== Raw data

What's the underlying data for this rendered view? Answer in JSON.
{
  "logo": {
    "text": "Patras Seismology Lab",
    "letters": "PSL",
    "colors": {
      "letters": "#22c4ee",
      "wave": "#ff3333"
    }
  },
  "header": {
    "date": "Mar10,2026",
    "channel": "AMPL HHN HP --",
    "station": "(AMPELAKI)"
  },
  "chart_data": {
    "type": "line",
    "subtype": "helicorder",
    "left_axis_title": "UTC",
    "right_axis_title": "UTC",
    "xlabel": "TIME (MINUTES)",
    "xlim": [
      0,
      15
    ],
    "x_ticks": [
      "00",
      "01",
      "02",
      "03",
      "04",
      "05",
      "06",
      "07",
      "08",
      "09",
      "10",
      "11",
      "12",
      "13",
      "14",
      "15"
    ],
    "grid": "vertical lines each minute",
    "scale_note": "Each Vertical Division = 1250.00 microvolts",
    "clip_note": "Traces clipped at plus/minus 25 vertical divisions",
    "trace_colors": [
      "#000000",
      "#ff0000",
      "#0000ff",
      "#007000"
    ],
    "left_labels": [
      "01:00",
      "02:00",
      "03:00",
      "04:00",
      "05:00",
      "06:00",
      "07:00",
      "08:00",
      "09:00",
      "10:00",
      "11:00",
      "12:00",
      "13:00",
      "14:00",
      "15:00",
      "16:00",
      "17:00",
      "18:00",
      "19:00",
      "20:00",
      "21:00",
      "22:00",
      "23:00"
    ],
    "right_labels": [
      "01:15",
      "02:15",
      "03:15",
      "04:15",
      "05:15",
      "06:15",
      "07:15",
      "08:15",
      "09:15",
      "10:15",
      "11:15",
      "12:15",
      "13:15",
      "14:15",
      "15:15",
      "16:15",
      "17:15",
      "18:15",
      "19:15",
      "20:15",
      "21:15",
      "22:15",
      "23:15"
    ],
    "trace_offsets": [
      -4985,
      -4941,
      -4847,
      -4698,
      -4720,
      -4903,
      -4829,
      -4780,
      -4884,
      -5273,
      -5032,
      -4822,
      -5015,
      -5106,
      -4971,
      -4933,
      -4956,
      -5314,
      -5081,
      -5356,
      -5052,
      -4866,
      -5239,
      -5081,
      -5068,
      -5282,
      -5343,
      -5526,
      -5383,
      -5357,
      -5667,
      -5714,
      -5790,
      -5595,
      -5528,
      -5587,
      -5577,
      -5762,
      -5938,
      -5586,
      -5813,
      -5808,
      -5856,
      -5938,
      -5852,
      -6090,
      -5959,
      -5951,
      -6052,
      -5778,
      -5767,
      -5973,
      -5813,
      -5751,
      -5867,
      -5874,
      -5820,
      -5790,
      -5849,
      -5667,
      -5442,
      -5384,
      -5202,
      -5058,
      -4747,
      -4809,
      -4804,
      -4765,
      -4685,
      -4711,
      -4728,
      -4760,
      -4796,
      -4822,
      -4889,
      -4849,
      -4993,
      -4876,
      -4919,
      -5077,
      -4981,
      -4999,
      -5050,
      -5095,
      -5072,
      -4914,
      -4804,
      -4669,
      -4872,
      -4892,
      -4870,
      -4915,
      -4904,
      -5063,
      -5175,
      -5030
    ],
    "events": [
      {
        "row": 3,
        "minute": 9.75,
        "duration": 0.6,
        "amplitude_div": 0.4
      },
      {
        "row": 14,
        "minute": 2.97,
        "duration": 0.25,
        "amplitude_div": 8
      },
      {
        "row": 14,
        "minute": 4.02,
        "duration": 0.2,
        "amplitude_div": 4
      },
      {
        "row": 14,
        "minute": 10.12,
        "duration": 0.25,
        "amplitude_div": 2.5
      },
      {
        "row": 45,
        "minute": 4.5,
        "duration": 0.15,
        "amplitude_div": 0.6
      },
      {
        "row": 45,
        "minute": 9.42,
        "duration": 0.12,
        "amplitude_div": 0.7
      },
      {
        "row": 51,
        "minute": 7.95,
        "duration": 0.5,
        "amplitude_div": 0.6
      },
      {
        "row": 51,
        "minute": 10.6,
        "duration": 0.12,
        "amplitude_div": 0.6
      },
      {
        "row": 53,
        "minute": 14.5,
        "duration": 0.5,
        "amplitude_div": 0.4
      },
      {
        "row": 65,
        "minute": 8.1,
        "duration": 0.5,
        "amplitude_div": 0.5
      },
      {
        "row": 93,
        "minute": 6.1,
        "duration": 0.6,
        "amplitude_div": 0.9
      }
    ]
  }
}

====

• _Exercise aim_
Extract the listing in its entirety and repeat it exactly.

• _Full solution_
What's the underlying data for this rendered view? Answer in JSON.
{
  "logo": {
    "text": "Patras Seismology Lab",
    "letters": "PSL",
    "colors": {
      "letters": "#22c4ee",
      "wave": "#ff3333"
    }
  },
  "header": {
    "date": "Mar10,2026",
    "channel": "AMPL HHN HP --",
    "station": "(AMPELAKI)"
  },
  "chart_data": {
    "type": "line",
    "subtype": "helicorder",
    "left_axis_title": "UTC",
    "right_axis_title": "UTC",
    "xlabel": "TIME (MINUTES)",
    "xlim": [
      0,
      15
    ],
    "x_ticks": [
      "00",
      "01",
      "02",
      "03",
      "04",
      "05",
      "06",
      "07",
      "08",
      "09",
      "10",
      "11",
      "12",
      "13",
      "14",
      "15"
    ],
    "grid": "vertical lines each minute",
    "scale_note": "Each Vertical Division = 1250.00 microvolts",
    "clip_note": "Traces clipped at plus/minus 25 vertical divisions",
    "trace_colors": [
      "#000000",
      "#ff0000",
      "#0000ff",
      "#007000"
    ],
    "left_labels": [
      "01:00",
      "02:00",
      "03:00",
      "04:00",
      "05:00",
      "06:00",
      "07:00",
      "08:00",
      "09:00",
      "10:00",
      "11:00",
      "12:00",
      "13:00",
      "14:00",
      "15:00",
      "16:00",
      "17:00",
      "18:00",
      "19:00",
      "20:00",
      "21:00",
      "22:00",
      "23:00"
    ],
    "right_labels": [
      "01:15",
      "02:15",
      "03:15",
      "04:15",
      "05:15",
      "06:15",
      "07:15",
      "08:15",
      "09:15",
      "10:15",
      "11:15",
      "12:15",
      "13:15",
      "14:15",
      "15:15",
      "16:15",
      "17:15",
      "18:15",
      "19:15",
      "20:15",
      "21:15",
      "22:15",
      "23:15"
    ],
    "trace_offsets": [
      -4985,
      -4941,
      -4847,
      -4698,
      -4720,
      -4903,
      -4829,
      -4780,
      -4884,
      -5273,
      -5032,
      -4822,
      -5015,
      -5106,
      -4971,
      -4933,
      -4956,
      -5314,
      -5081,
      -5356,
      -5052,
      -4866,
      -5239,
      -5081,
      -5068,
      -5282,
      -5343,
      -5526,
      -5383,
      -5357,
      -5667,
      -5714,
      -5790,
      -5595,
      -5528,
      -5587,
      -5577,
      -5762,
      -5938,
      -5586,
      -5813,
      -5808,
      -5856,
      -5938,
      -5852,
      -6090,
      -5959,
      -5951,
      -6052,
      -5778,
      -5767,
      -5973,
      -5813,
      -5751,
      -5867,
      -5874,
      -5820,
      -5790,
      -5849,
      -5667,
      -5442,
      -5384,
      -5202,
      -5058,
      -4747,
      -4809,
      -4804,
      -4765,
      -4685,
      -4711,
      -4728,
      -4760,
      -4796,
      -4822,
      -4889,
      -4849,
      -4993,
      -4876,
      -4919,
      -5077,
      -4981,
      -4999,
      -5050,
      -5095,
      -5072,
      -4914,
      -4804,
      -4669,
      -4872,
      -4892,
      -4870,
      -4915,
      -4904,
      -5063,
      -5175,
      -5030
    ],
    "events": [
      {
        "row": 3,
        "minute": 9.75,
        "duration": 0.6,
        "amplitude_div": 0.4
      },
      {
        "row": 14,
        "minute": 2.97,
        "duration": 0.25,
        "amplitude_div": 8
      },
      {
        "row": 14,
        "minute": 4.02,
        "duration": 0.2,
        "amplitude_div": 4
      },
      {
        "row": 14,
        "minute": 10.12,
        "duration": 0.25,
        "amplitude_div": 2.5
      },
      {
        "row": 45,
        "minute": 4.5,
        "duration": 0.15,
        "amplitude_div": 0.6
      },
      {
        "row": 45,
        "minute": 9.42,
        "duration": 0.12,
        "amplitude_div": 0.7
      },
      {
        "row": 51,
        "minute": 7.95,
        "duration": 0.5,
        "amplitude_div": 0.6
      },
      {
        "row": 51,
        "minute": 10.6,
        "duration": 0.12,
        "amplitude_div": 0.6
      },
      {
        "row": 53,
        "minute": 14.5,
        "duration": 0.5,
        "amplitude_div": 0.4
      },
      {
        "row": 65,
        "minute": 8.1,
        "duration": 0.5,
        "amplitude_div": 0.5
      },
      {
        "row": 93,
        "minute": 6.1,
        "duration": 0.6,
        "amplitude_div": 0.9
      }
    ]
  }
}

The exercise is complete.